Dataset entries
::::

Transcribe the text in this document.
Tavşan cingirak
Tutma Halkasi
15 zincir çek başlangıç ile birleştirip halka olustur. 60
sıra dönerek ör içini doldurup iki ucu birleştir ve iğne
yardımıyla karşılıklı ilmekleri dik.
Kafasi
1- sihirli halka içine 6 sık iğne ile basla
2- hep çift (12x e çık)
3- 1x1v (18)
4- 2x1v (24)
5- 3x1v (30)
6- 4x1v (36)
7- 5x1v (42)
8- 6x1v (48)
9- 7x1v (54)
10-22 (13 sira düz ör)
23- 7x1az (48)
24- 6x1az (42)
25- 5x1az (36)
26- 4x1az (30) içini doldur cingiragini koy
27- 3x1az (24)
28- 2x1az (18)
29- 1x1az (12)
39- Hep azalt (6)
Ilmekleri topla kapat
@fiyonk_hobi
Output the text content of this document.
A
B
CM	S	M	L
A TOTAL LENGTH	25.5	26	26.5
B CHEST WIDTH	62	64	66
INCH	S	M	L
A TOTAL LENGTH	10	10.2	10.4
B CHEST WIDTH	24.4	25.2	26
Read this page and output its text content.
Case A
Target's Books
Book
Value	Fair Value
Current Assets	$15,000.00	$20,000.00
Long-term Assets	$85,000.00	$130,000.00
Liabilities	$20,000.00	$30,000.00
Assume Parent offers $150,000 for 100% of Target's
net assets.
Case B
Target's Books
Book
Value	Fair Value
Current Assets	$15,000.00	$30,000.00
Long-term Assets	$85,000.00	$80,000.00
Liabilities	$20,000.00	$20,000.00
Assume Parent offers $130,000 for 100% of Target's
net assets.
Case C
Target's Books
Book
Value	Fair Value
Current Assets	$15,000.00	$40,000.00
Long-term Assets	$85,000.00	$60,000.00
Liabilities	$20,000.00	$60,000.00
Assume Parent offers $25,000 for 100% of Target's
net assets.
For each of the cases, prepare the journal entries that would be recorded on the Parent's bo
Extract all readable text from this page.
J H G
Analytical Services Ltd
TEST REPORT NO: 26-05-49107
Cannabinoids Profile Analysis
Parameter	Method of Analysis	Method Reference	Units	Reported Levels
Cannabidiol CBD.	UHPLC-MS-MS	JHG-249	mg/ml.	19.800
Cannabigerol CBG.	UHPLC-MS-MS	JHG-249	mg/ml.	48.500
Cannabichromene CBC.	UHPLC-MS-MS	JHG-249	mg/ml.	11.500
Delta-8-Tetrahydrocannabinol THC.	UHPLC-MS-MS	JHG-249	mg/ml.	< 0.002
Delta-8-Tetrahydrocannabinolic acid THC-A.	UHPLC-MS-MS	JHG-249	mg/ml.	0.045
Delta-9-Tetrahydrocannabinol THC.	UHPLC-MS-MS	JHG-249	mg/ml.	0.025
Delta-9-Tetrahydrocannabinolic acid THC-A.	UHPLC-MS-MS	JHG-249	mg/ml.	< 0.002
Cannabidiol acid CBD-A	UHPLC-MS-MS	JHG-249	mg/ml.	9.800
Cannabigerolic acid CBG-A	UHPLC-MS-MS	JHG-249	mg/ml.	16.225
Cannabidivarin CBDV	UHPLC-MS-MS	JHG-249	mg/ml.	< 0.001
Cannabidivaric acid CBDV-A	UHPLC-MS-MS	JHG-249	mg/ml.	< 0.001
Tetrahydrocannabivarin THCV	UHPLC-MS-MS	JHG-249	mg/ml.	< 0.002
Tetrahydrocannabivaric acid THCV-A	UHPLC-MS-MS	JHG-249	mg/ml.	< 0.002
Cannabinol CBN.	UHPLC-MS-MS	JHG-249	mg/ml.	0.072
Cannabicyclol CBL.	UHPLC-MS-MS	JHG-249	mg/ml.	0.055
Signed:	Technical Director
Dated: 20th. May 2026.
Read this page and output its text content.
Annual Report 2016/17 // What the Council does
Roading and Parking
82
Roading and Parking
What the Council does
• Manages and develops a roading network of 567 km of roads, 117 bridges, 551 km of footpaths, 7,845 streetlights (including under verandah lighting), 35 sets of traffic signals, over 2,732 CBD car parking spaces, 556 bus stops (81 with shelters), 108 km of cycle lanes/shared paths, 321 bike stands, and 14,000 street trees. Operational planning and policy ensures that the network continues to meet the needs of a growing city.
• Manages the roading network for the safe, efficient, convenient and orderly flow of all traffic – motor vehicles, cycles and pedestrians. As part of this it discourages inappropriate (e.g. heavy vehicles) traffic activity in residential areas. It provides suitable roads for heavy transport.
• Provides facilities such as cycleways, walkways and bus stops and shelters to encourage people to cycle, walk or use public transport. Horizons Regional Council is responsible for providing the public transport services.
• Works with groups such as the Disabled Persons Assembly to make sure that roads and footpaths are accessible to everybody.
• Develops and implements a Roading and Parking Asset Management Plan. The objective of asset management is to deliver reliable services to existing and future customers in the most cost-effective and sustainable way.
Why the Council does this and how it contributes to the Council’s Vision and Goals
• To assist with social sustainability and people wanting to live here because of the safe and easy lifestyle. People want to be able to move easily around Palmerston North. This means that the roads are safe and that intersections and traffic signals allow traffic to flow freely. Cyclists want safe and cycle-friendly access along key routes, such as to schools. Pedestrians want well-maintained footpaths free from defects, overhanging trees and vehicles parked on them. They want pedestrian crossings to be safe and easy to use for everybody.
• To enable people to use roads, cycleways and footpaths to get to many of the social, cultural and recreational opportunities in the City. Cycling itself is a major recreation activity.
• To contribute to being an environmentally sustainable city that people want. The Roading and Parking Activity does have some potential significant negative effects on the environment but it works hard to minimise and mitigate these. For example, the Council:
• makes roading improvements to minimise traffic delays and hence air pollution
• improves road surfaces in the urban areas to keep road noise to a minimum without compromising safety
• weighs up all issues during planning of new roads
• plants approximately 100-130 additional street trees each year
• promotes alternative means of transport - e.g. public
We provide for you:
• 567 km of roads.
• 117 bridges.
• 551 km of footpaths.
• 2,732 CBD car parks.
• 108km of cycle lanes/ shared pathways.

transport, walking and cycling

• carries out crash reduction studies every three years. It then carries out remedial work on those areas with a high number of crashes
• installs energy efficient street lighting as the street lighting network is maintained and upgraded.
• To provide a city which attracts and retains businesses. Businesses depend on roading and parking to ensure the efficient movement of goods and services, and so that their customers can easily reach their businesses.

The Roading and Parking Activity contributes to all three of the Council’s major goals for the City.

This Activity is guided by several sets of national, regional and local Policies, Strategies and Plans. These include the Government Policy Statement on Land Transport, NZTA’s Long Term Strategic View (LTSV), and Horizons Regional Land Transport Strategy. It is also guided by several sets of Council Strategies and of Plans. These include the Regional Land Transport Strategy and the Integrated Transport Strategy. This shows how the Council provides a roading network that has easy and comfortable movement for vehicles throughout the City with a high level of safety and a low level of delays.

::::

• **Do this**:
Each record above must be given again exactly.

• **Full answer**:
Transcribe the text in this document.
Tavşan cingirak
Tutma Halkasi
15 zincir çek başlangıç ile birleştirip halka olustur. 60
sıra dönerek ör içini doldurup iki ucu birleştir ve iğne
yardımıyla karşılıklı ilmekleri dik.
Kafasi
1- sihirli halka içine 6 sık iğne ile basla
2- hep çift (12x e çık)
3- 1x1v (18)
4- 2x1v (24)
5- 3x1v (30)
6- 4x1v (36)
7- 5x1v (42)
8- 6x1v (48)
9- 7x1v (54)
10-22 (13 sira düz ör)
23- 7x1az (48)
24- 6x1az (42)
25- 5x1az (36)
26- 4x1az (30) içini doldur cingiragini koy
27- 3x1az (24)
28- 2x1az (18)
29- 1x1az (12)
39- Hep azalt (6)
Ilmekleri topla kapat
@fiyonk_hobi
Output the text content of this document.
A
B
CM	S	M	L
A TOTAL LENGTH	25.5	26	26.5
B CHEST WIDTH	62	64	66
INCH	S	M	L
A TOTAL LENGTH	10	10.2	10.4
B CHEST WIDTH	24.4	25.2	26
Read this page and output its text content.
Case A
Target's Books
Book
Value	Fair Value
Current Assets	$15,000.00	$20,000.00
Long-term Assets	$85,000.00	$130,000.00
Liabilities	$20,000.00	$30,000.00
Assume Parent offers $150,000 for 100% of Target's
net assets.
Case B
Target's Books
Book
Value	Fair Value
Current Assets	$15,000.00	$30,000.00
Long-term Assets	$85,000.00	$80,000.00
Liabilities	$20,000.00	$20,000.00
Assume Parent offers $130,000 for 100% of Target's
net assets.
Case C
Target's Books
Book
Value	Fair Value
Current Assets	$15,000.00	$40,000.00
Long-term Assets	$85,000.00	$60,000.00
Liabilities	$20,000.00	$60,000.00
Assume Parent offers $25,000 for 100% of Target's
net assets.
For each of the cases, prepare the journal entries that would be recorded on the Parent's bo
Extract all readable text from this page.
J H G
Analytical Services Ltd
TEST REPORT NO: 26-05-49107
Cannabinoids Profile Analysis
Parameter	Method of Analysis	Method Reference	Units	Reported Levels
Cannabidiol CBD.	UHPLC-MS-MS	JHG-249	mg/ml.	19.800
Cannabigerol CBG.	UHPLC-MS-MS	JHG-249	mg/ml.	48.500
Cannabichromene CBC.	UHPLC-MS-MS	JHG-249	mg/ml.	11.500
Delta-8-Tetrahydrocannabinol THC.	UHPLC-MS-MS	JHG-249	mg/ml.	< 0.002
Delta-8-Tetrahydrocannabinolic acid THC-A.	UHPLC-MS-MS	JHG-249	mg/ml.	0.045
Delta-9-Tetrahydrocannabinol THC.	UHPLC-MS-MS	JHG-249	mg/ml.	0.025
Delta-9-Tetrahydrocannabinolic acid THC-A.	UHPLC-MS-MS	JHG-249	mg/ml.	< 0.002
Cannabidiol acid CBD-A	UHPLC-MS-MS	JHG-249	mg/ml.	9.800
Cannabigerolic acid CBG-A	UHPLC-MS-MS	JHG-249	mg/ml.	16.225
Cannabidivarin CBDV	UHPLC-MS-MS	JHG-249	mg/ml.	< 0.001
Cannabidivaric acid CBDV-A	UHPLC-MS-MS	JHG-249	mg/ml.	< 0.001
Tetrahydrocannabivarin THCV	UHPLC-MS-MS	JHG-249	mg/ml.	< 0.002
Tetrahydrocannabivaric acid THCV-A	UHPLC-MS-MS	JHG-249	mg/ml.	< 0.002
Cannabinol CBN.	UHPLC-MS-MS	JHG-249	mg/ml.	0.072
Cannabicyclol CBL.	UHPLC-MS-MS	JHG-249	mg/ml.	0.055
Signed:	Technical Director
Dated: 20th. May 2026.
Read this page and output its text content.
Annual Report 2016/17 // What the Council does
Roading and Parking
82
Roading and Parking
What the Council does
• Manages and develops a roading network of 567 km of roads, 117 bridges, 551 km of footpaths, 7,845 streetlights (including under verandah lighting), 35 sets of traffic signals, over 2,732 CBD car parking spaces, 556 bus stops (81 with shelters), 108 km of cycle lanes/shared paths, 321 bike stands, and 14,000 street trees. Operational planning and policy ensures that the network continues to meet the needs of a growing city.
• Manages the roading network for the safe, efficient, convenient and orderly flow of all traffic – motor vehicles, cycles and pedestrians. As part of this it discourages inappropriate (e.g. heavy vehicles) traffic activity in residential areas. It provides suitable roads for heavy transport.
• Provides facilities such as cycleways, walkways and bus stops and shelters to encourage people to cycle, walk or use public transport. Horizons Regional Council is responsible for providing the public transport services.
• Works with groups such as the Disabled Persons Assembly to make sure that roads and footpaths are accessible to everybody.
• Develops and implements a Roading and Parking Asset Management Plan. The objective of asset management is to deliver reliable services to existing and future customers in the most cost-effective and sustainable way.
Why the Council does this and how it contributes to the Council’s Vision and Goals
• To assist with social sustainability and people wanting to live here because of the safe and easy lifestyle. People want to be able to move easily around Palmerston North. This means that the roads are safe and that intersections and traffic signals allow traffic to flow freely. Cyclists want safe and cycle-friendly access along key routes, such as to schools. Pedestrians want well-maintained footpaths free from defects, overhanging trees and vehicles parked on them. They want pedestrian crossings to be safe and easy to use for everybody.
• To enable people to use roads, cycleways and footpaths to get to many of the social, cultural and recreational opportunities in the City. Cycling itself is a major recreation activity.
• To contribute to being an environmentally sustainable city that people want. The Roading and Parking Activity does have some potential significant negative effects on the environment but it works hard to minimise and mitigate these. For example, the Council:
• makes roading improvements to minimise traffic delays and hence air pollution
• improves road surfaces in the urban areas to keep road noise to a minimum without compromising safety
• weighs up all issues during planning of new roads
• plants approximately 100-130 additional street trees each year
• promotes alternative means of transport - e.g. public
We provide for you:
• 567 km of roads.
• 117 bridges.
• 551 km of footpaths.
• 2,732 CBD car parks.
• 108km of cycle lanes/ shared pathways.

transport, walking and cycling

• carries out crash reduction studies every three years. It then carries out remedial work on those areas with a high number of crashes
• installs energy efficient street lighting as the street lighting network is maintained and upgraded.
• To provide a city which attracts and retains businesses. Businesses depend on roading and parking to ensure the efficient movement of goods and services, and so that their customers can easily reach their businesses.

The Roading and Parking Activity contributes to all three of the Council’s major goals for the City.

This Activity is guided by several sets of national, regional and local Policies, Strategies and Plans. These include the Government Policy Statement on Land Transport, NZTA’s Long Term Strategic View (LTSV), and Horizons Regional Land Transport Strategy. It is also guided by several sets of Council Strategies and of Plans. These include the Regional Land Transport Strategy and the Integrated Transport Strategy. This shows how the Council provides a roading network that has easy and comfortable movement for vehicles throughout the City with a high level of safety and a low level of delays.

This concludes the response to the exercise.